▶ _WHAT YOU WILL DO_
Report how many lines contain "views"; state the number and nothing else.

****

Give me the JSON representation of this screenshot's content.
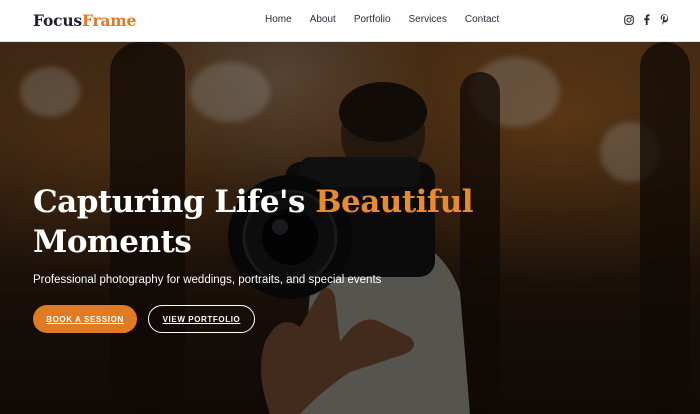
{
  "brand": {
    "part1": "Focus",
    "part2": "Frame",
    "accent_color": "#e07b24"
  },
  "nav": {
    "items": [
      "Home",
      "About",
      "Portfolio",
      "Services",
      "Contact"
    ]
  },
  "social": {
    "icons": [
      "instagram-icon",
      "facebook-icon",
      "pinterest-icon"
    ]
  },
  "hero": {
    "headline_part1": "Capturing Life's ",
    "headline_accent": "Beautiful",
    "headline_part2": "Moments",
    "subtitle": "Professional photography for weddings, portraits, and special events",
    "primary_button": "BOOK A SESSION",
    "secondary_button": "VIEW PORTFOLIO"
  }
}
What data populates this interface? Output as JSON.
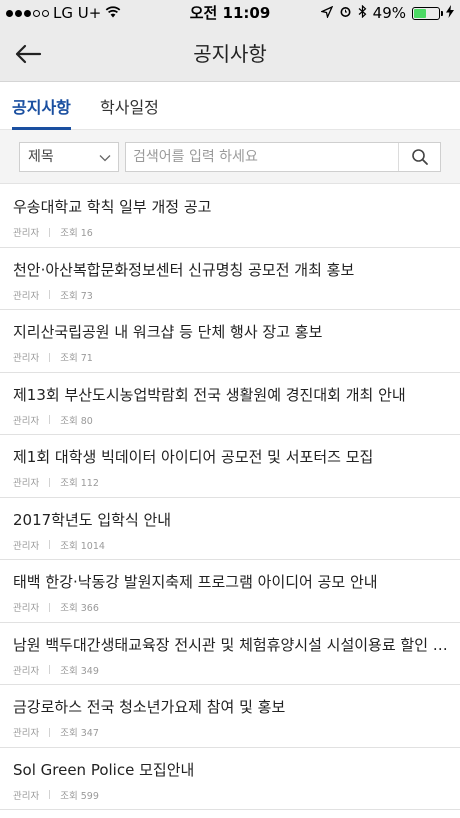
{
  "status_bar": {
    "carrier": "LG U+",
    "time": "오전 11:09",
    "battery_percent": "49%",
    "battery_level": 0.49
  },
  "header": {
    "title": "공지사항",
    "back_icon": "arrow-left-icon"
  },
  "tabs": [
    {
      "label": "공지사항",
      "active": true
    },
    {
      "label": "학사일정",
      "active": false
    }
  ],
  "search": {
    "category_selected": "제목",
    "placeholder": "검색어를 입력 하세요",
    "value": ""
  },
  "notices": [
    {
      "title": "우송대학교 학칙 일부 개정 공고",
      "author": "관리자",
      "views": "조회 16"
    },
    {
      "title": "천안·아산복합문화정보센터 신규명칭 공모전 개최 홍보",
      "author": "관리자",
      "views": "조회 73"
    },
    {
      "title": "지리산국립공원 내 워크샵 등 단체 행사 장고 홍보",
      "author": "관리자",
      "views": "조회 71"
    },
    {
      "title": "제13회 부산도시농업박람회 전국 생활원예 경진대회 개최 안내",
      "author": "관리자",
      "views": "조회 80"
    },
    {
      "title": "제1회 대학생 빅데이터 아이디어 공모전 및 서포터즈 모집",
      "author": "관리자",
      "views": "조회 112"
    },
    {
      "title": "2017학년도 입학식 안내",
      "author": "관리자",
      "views": "조회 1014"
    },
    {
      "title": "태백 한강·낙동강 발원지축제 프로그램 아이디어 공모 안내",
      "author": "관리자",
      "views": "조회 366"
    },
    {
      "title": "남원 백두대간생태교육장 전시관 및 체험휴양시설 시설이용료 할인 …",
      "author": "관리자",
      "views": "조회 349"
    },
    {
      "title": "금강로하스 전국 청소년가요제 참여 및 홍보",
      "author": "관리자",
      "views": "조회 347"
    },
    {
      "title": "Sol Green Police 모집안내",
      "author": "관리자",
      "views": "조회 599"
    }
  ]
}
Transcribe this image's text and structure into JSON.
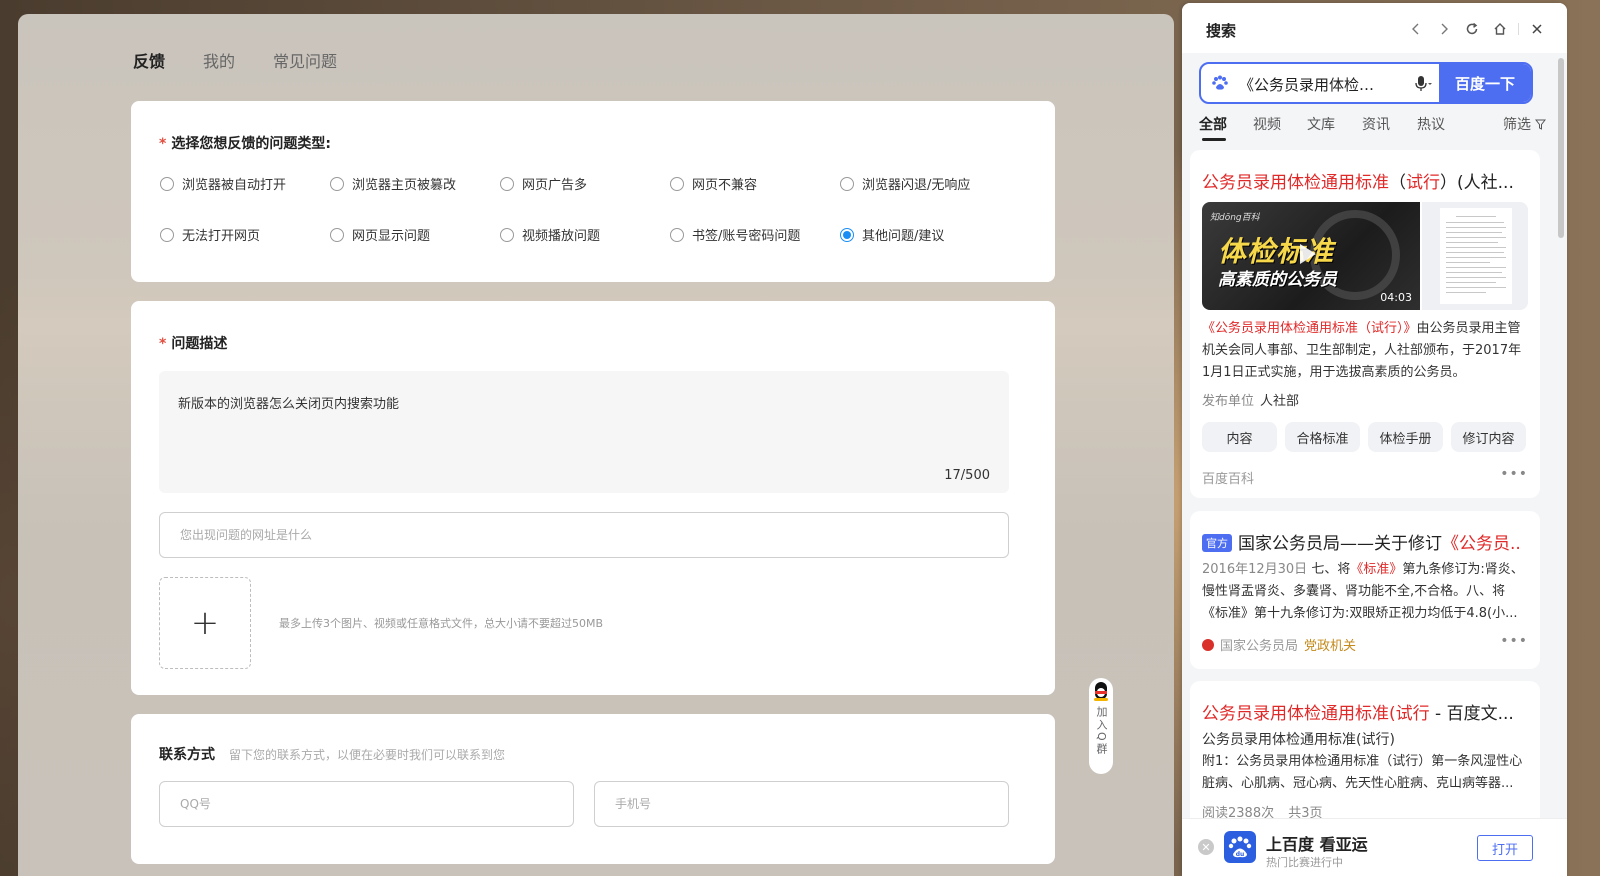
{
  "feedback": {
    "tabs": [
      "反馈",
      "我的",
      "常见问题"
    ],
    "issue_type": {
      "required_mark": "*",
      "label": "选择您想反馈的问题类型:",
      "options": [
        "浏览器被自动打开",
        "浏览器主页被篡改",
        "网页广告多",
        "网页不兼容",
        "浏览器闪退/无响应",
        "无法打开网页",
        "网页显示问题",
        "视频播放问题",
        "书签/账号密码问题",
        "其他问题/建议"
      ],
      "selected": "其他问题/建议"
    },
    "description": {
      "required_mark": "*",
      "label": "问题描述",
      "value": "新版本的浏览器怎么关闭页内搜索功能",
      "char_count": "17/500",
      "url_placeholder": "您出现问题的网址是什么",
      "upload_hint": "最多上传3个图片、视频或任意格式文件，总大小请不要超过50MB"
    },
    "contact": {
      "label": "联系方式",
      "sub": "留下您的联系方式，以便在必要时我们可以联系到您",
      "qq_placeholder": "QQ号",
      "phone_placeholder": "手机号"
    },
    "qq_float": "加入Q群"
  },
  "search_panel": {
    "title": "搜索",
    "query": "《公务员录用体检…",
    "search_button": "百度一下",
    "tabs": [
      "全部",
      "视频",
      "文库",
      "资讯",
      "热议"
    ],
    "filter": "筛选",
    "results": [
      {
        "title_hl": "公务员录用体检通用标准",
        "title_mid": "（",
        "title_hl2": "试行",
        "title_rest": "）(人社...",
        "video_brand": "知dōng百科",
        "video_big": "体检标准",
        "video_small": "高素质的公务员",
        "video_duration": "04:03",
        "desc_hl": "《公务员录用体检通用标准（试行）》",
        "desc_rest": "由公务员录用主管机关会同人事部、卫生部制定，人社部颁布，于2017年1月1日正式实施，用于选拔高素质的公务员。",
        "meta_label": "发布单位",
        "meta_value": "人社部",
        "chips": [
          "内容",
          "合格标准",
          "体检手册",
          "修订内容"
        ],
        "source": "百度百科"
      },
      {
        "badge": "官方",
        "title_plain": "国家公务员局——关于修订",
        "title_hl": "《公务员...",
        "date": "2016年12月30日",
        "desc_a": "七、将",
        "desc_hl": "《标准》",
        "desc_b": "第九条修订为:肾炎、慢性肾盂肾炎、多囊肾、肾功能不全,不合格。八、将《标准》第十九条修订为:双眼矫正视力均低于4.8(小...",
        "source": "国家公务员局",
        "source_tag": "党政机关"
      },
      {
        "title_hl": "公务员录用体检通用标准(试行",
        "title_rest": " - 百度文...",
        "subtitle": "公务员录用体检通用标准(试行)",
        "desc": "附1：公务员录用体检通用标准（试行）第一条风湿性心脏病、心肌病、冠心病、先天性心脏病、克山病等器...",
        "meta_a": "阅读2388次",
        "meta_b": "共3页"
      }
    ],
    "bottom_banner": {
      "logo_text": "du",
      "title": "上百度 看亚运",
      "sub": "热门比赛进行中",
      "open": "打开"
    }
  }
}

****

▶ _ANSWER FOR THIS EXERCISE_
10